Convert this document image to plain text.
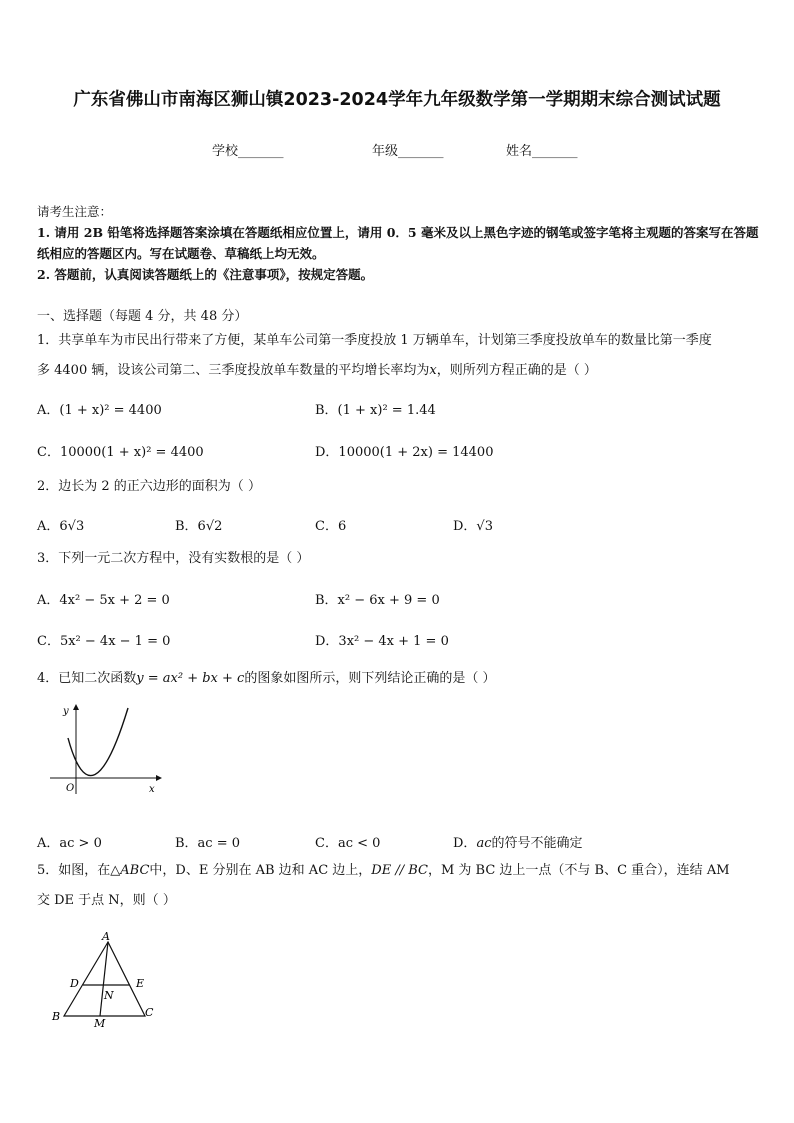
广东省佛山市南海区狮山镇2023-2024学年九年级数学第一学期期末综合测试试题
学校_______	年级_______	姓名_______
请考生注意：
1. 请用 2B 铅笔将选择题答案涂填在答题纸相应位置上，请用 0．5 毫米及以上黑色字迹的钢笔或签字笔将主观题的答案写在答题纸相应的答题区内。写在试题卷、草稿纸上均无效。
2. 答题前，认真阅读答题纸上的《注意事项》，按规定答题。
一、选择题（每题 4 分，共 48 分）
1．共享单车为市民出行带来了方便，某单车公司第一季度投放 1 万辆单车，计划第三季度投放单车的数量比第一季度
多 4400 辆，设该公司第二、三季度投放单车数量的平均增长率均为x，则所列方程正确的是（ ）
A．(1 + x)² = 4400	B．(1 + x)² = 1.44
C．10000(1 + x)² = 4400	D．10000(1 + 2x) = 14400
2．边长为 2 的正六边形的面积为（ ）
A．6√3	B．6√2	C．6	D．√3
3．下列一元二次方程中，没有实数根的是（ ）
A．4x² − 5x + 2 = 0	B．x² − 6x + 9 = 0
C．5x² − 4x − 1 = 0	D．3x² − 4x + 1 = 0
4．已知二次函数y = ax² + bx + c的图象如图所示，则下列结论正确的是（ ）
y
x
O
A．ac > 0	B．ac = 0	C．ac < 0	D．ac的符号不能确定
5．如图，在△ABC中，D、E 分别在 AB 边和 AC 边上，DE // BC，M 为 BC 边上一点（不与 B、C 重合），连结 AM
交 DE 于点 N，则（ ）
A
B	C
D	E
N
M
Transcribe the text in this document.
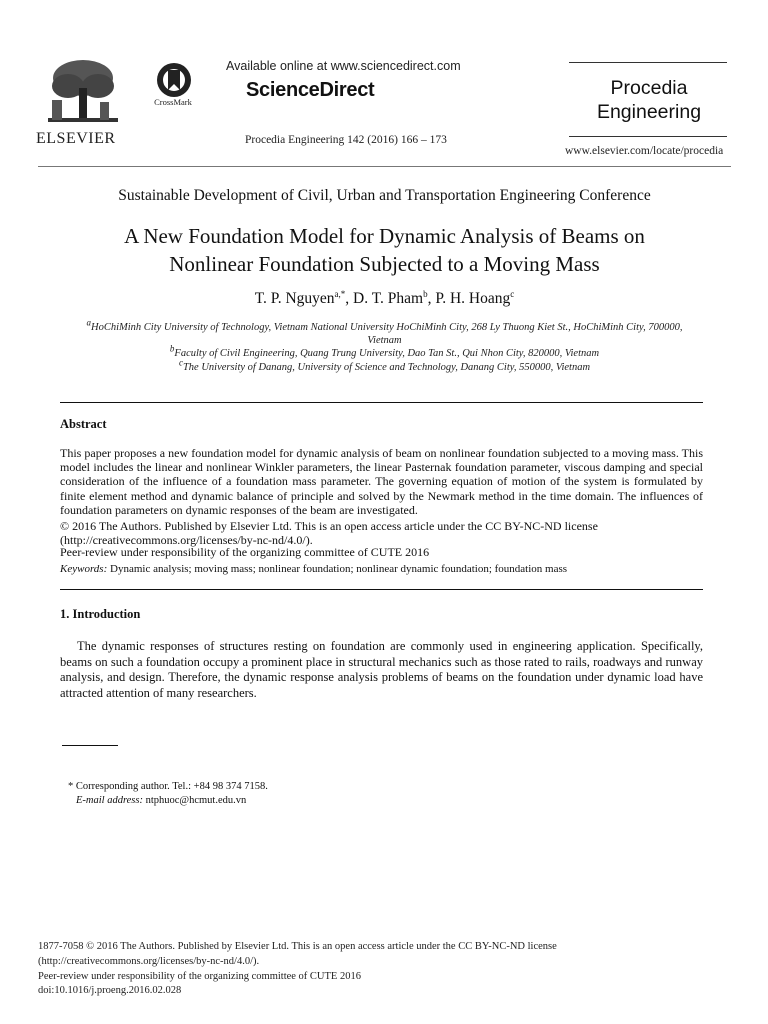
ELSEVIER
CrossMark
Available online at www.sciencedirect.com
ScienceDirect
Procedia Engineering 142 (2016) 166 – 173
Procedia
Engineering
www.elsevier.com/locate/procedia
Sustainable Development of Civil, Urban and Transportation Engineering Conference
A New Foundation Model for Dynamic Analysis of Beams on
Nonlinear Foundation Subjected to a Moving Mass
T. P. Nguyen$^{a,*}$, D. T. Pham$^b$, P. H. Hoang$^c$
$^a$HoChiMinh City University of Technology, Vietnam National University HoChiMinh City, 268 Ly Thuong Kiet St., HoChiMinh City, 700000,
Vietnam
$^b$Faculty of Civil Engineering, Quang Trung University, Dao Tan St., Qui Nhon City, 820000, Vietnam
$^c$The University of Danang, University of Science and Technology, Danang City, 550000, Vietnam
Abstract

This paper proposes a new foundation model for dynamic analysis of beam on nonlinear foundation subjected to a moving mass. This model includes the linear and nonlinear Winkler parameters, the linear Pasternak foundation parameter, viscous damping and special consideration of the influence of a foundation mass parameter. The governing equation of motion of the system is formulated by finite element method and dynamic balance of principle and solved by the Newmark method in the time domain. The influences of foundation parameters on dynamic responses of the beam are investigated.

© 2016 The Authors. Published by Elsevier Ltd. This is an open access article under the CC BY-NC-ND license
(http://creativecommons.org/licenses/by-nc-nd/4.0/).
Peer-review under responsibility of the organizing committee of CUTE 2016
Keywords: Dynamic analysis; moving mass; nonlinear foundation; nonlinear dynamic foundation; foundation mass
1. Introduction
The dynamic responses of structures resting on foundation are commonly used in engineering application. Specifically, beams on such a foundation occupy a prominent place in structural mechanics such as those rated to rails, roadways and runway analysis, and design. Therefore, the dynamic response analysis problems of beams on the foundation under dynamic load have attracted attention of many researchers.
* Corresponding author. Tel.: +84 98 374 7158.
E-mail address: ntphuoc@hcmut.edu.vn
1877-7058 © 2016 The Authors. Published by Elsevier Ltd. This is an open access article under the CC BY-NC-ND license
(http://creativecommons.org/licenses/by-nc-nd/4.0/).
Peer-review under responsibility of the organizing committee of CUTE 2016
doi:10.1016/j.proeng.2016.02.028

□ □ □ □

Task objective = Repeat the material above in full and exactly, omitting the pictures.

Result of the task =
Convert this document image to plain text.
广东省佛山市南海区狮山镇2023-2024学年九年级数学第一学期期末综合测试试题
学校_______	年级_______	姓名_______
请考生注意：
1. 请用 2B 铅笔将选择题答案涂填在答题纸相应位置上，请用 0．5 毫米及以上黑色字迹的钢笔或签字笔将主观题的答案写在答题纸相应的答题区内。写在试题卷、草稿纸上均无效。
2. 答题前，认真阅读答题纸上的《注意事项》，按规定答题。
一、选择题（每题 4 分，共 48 分）
1．共享单车为市民出行带来了方便，某单车公司第一季度投放 1 万辆单车，计划第三季度投放单车的数量比第一季度
多 4400 辆，设该公司第二、三季度投放单车数量的平均增长率均为x，则所列方程正确的是（ ）
A．(1 + x)² = 4400	B．(1 + x)² = 1.44
C．10000(1 + x)² = 4400	D．10000(1 + 2x) = 14400
2．边长为 2 的正六边形的面积为（ ）
A．6√3	B．6√2	C．6	D．√3
3．下列一元二次方程中，没有实数根的是（ ）
A．4x² − 5x + 2 = 0	B．x² − 6x + 9 = 0
C．5x² − 4x − 1 = 0	D．3x² − 4x + 1 = 0
4．已知二次函数y = ax² + bx + c的图象如图所示，则下列结论正确的是（ ）
y
x
O
A．ac > 0	B．ac = 0	C．ac < 0	D．ac的符号不能确定
5．如图，在△ABC中，D、E 分别在 AB 边和 AC 边上，DE // BC，M 为 BC 边上一点（不与 B、C 重合），连结 AM
交 DE 于点 N，则（ ）
A
B	C
D	E
N
M
Transcribe the text in this document.
ELSEVIER
CrossMark
Available online at www.sciencedirect.com
ScienceDirect
Procedia Engineering 142 (2016) 166 – 173
Procedia
Engineering
www.elsevier.com/locate/procedia
Sustainable Development of Civil, Urban and Transportation Engineering Conference
A New Foundation Model for Dynamic Analysis of Beams on
Nonlinear Foundation Subjected to a Moving Mass
T. P. Nguyen$^{a,*}$, D. T. Pham$^b$, P. H. Hoang$^c$
$^a$HoChiMinh City University of Technology, Vietnam National University HoChiMinh City, 268 Ly Thuong Kiet St., HoChiMinh City, 700000,
Vietnam
$^b$Faculty of Civil Engineering, Quang Trung University, Dao Tan St., Qui Nhon City, 820000, Vietnam
$^c$The University of Danang, University of Science and Technology, Danang City, 550000, Vietnam
Abstract

This paper proposes a new foundation model for dynamic analysis of beam on nonlinear foundation subjected to a moving mass. This model includes the linear and nonlinear Winkler parameters, the linear Pasternak foundation parameter, viscous damping and special consideration of the influence of a foundation mass parameter. The governing equation of motion of the system is formulated by finite element method and dynamic balance of principle and solved by the Newmark method in the time domain. The influences of foundation parameters on dynamic responses of the beam are investigated.

© 2016 The Authors. Published by Elsevier Ltd. This is an open access article under the CC BY-NC-ND license
(http://creativecommons.org/licenses/by-nc-nd/4.0/).
Peer-review under responsibility of the organizing committee of CUTE 2016
Keywords: Dynamic analysis; moving mass; nonlinear foundation; nonlinear dynamic foundation; foundation mass
1. Introduction
The dynamic responses of structures resting on foundation are commonly used in engineering application. Specifically, beams on such a foundation occupy a prominent place in structural mechanics such as those rated to rails, roadways and runway analysis, and design. Therefore, the dynamic response analysis problems of beams on the foundation under dynamic load have attracted attention of many researchers.
* Corresponding author. Tel.: +84 98 374 7158.
E-mail address: ntphuoc@hcmut.edu.vn
1877-7058 © 2016 The Authors. Published by Elsevier Ltd. This is an open access article under the CC BY-NC-ND license
(http://creativecommons.org/licenses/by-nc-nd/4.0/).
Peer-review under responsibility of the organizing committee of CUTE 2016
doi:10.1016/j.proeng.2016.02.028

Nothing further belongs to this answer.